#### TASK DIRECTIONS:
Which lines below hold the word "mother"? Report each one.

[Extracted data entries]
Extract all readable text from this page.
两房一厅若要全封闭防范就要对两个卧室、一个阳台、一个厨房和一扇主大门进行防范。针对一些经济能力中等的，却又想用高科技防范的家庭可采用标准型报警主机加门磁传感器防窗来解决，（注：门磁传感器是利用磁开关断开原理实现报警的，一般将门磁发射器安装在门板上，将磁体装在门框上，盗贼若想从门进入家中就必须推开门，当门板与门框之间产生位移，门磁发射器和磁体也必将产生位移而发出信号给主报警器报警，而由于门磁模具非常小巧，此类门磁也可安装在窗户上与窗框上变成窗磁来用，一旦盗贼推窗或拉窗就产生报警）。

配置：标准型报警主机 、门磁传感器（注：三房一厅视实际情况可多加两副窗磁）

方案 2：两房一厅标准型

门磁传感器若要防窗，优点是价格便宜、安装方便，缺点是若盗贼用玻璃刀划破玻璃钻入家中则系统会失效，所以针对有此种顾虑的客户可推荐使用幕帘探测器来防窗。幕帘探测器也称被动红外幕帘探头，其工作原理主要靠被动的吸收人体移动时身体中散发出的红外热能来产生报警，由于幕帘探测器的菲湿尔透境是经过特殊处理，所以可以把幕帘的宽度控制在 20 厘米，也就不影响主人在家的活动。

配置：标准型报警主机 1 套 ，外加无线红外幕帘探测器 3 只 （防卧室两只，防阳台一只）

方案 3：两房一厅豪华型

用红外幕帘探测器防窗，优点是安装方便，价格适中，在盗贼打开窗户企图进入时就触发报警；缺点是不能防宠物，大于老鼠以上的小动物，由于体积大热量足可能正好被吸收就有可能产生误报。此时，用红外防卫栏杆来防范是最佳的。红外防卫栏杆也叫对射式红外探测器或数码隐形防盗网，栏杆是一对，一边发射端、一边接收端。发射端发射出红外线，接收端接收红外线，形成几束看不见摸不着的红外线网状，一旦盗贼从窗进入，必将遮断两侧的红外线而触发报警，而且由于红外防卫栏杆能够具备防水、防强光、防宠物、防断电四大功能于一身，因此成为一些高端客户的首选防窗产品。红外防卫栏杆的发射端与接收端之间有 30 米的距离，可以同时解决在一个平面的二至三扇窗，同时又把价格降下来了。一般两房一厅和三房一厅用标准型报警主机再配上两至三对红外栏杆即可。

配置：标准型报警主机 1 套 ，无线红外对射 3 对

...

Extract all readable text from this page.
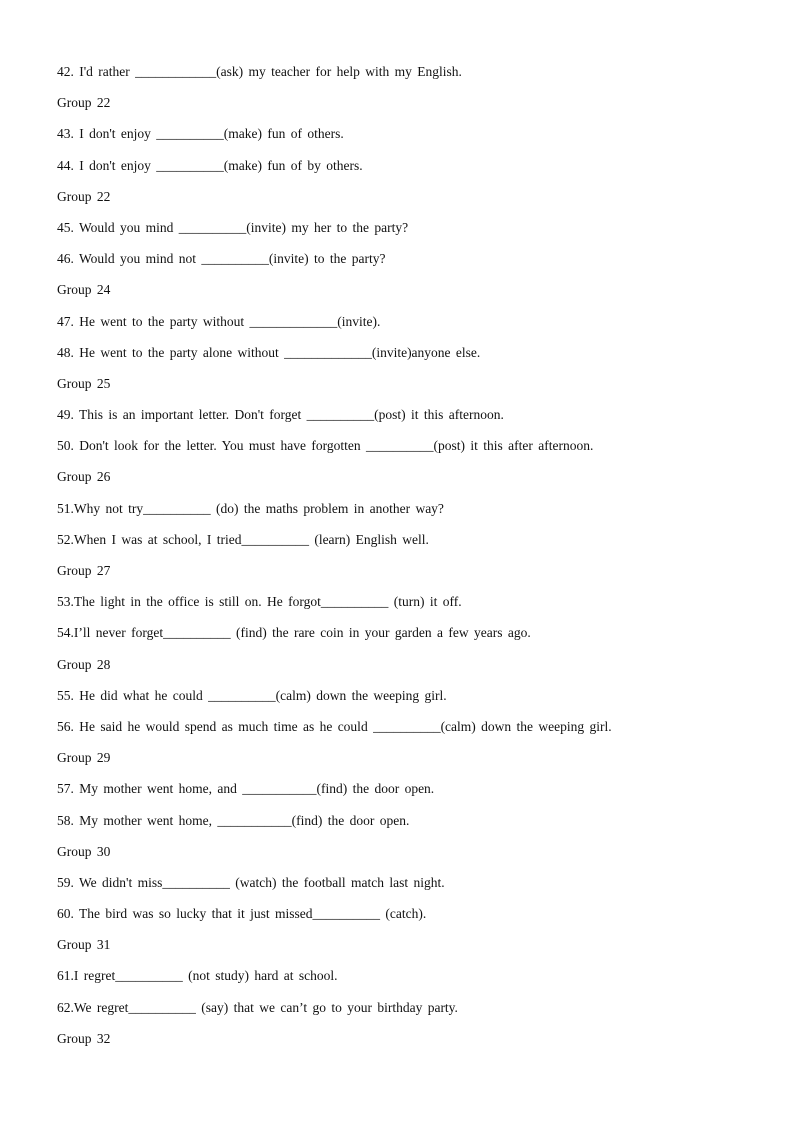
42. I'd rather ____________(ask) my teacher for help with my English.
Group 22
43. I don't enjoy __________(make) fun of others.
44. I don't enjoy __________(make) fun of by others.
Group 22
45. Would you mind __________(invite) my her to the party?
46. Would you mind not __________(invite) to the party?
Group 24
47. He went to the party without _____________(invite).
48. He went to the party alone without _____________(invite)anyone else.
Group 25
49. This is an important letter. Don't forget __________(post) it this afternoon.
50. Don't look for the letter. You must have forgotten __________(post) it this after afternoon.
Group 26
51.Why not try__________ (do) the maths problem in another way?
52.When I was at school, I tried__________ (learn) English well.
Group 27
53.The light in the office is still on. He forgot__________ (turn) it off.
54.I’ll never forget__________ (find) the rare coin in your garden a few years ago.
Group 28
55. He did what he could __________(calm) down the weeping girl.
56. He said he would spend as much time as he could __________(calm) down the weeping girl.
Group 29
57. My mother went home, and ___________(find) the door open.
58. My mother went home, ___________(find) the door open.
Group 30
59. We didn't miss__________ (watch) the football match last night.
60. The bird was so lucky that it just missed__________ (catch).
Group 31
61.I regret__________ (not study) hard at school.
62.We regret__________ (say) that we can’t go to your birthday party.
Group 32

==

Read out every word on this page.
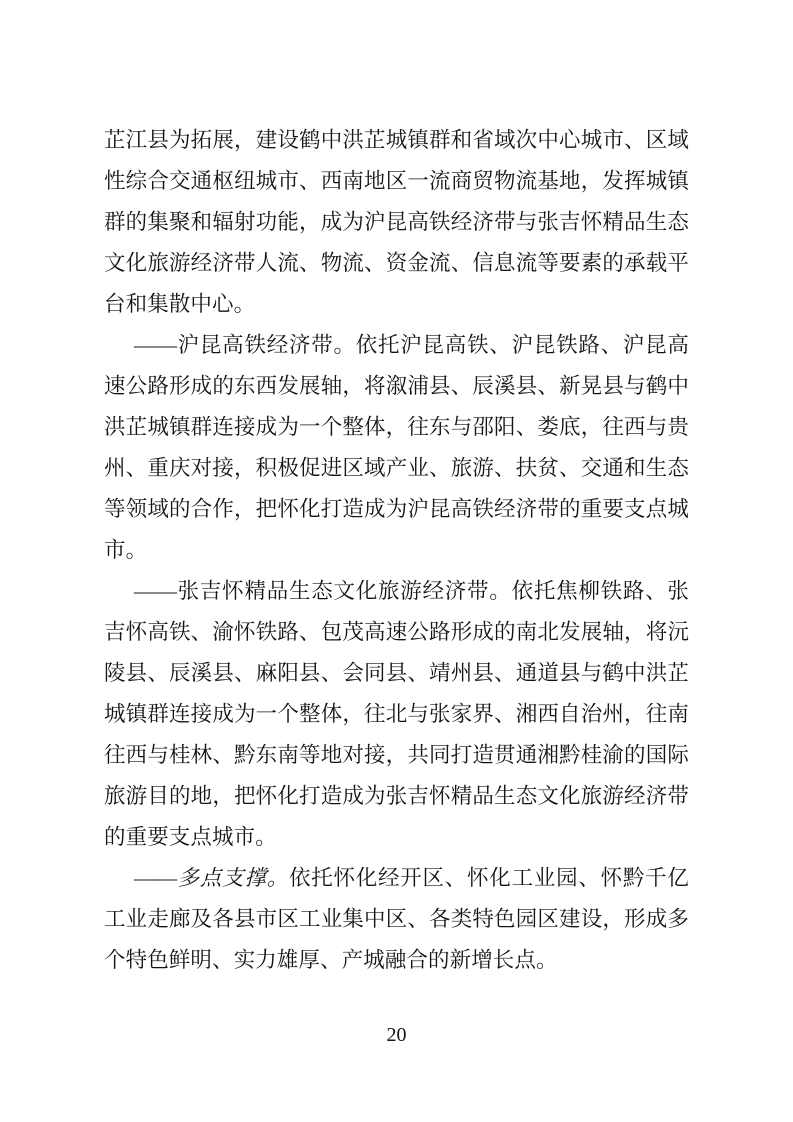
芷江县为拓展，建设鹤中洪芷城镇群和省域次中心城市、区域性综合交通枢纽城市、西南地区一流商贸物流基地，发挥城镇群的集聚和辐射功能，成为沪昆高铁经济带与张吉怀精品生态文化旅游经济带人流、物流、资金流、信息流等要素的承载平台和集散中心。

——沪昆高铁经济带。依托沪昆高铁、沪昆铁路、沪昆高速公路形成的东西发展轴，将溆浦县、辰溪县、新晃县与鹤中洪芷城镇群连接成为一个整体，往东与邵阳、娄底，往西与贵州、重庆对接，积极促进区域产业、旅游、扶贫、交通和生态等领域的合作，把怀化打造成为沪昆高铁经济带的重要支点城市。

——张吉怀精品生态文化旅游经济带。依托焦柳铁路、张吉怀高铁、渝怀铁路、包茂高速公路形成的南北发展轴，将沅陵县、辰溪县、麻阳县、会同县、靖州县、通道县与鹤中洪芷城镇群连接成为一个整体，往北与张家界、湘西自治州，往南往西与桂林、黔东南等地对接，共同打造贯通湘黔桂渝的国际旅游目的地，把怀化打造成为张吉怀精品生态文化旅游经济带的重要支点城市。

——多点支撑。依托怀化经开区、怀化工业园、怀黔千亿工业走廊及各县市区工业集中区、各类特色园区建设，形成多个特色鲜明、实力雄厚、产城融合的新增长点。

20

#### TASK ANSWER:
57. My mother went home, and ___________(find) the door open.
58. My mother went home, ___________(find) the door open.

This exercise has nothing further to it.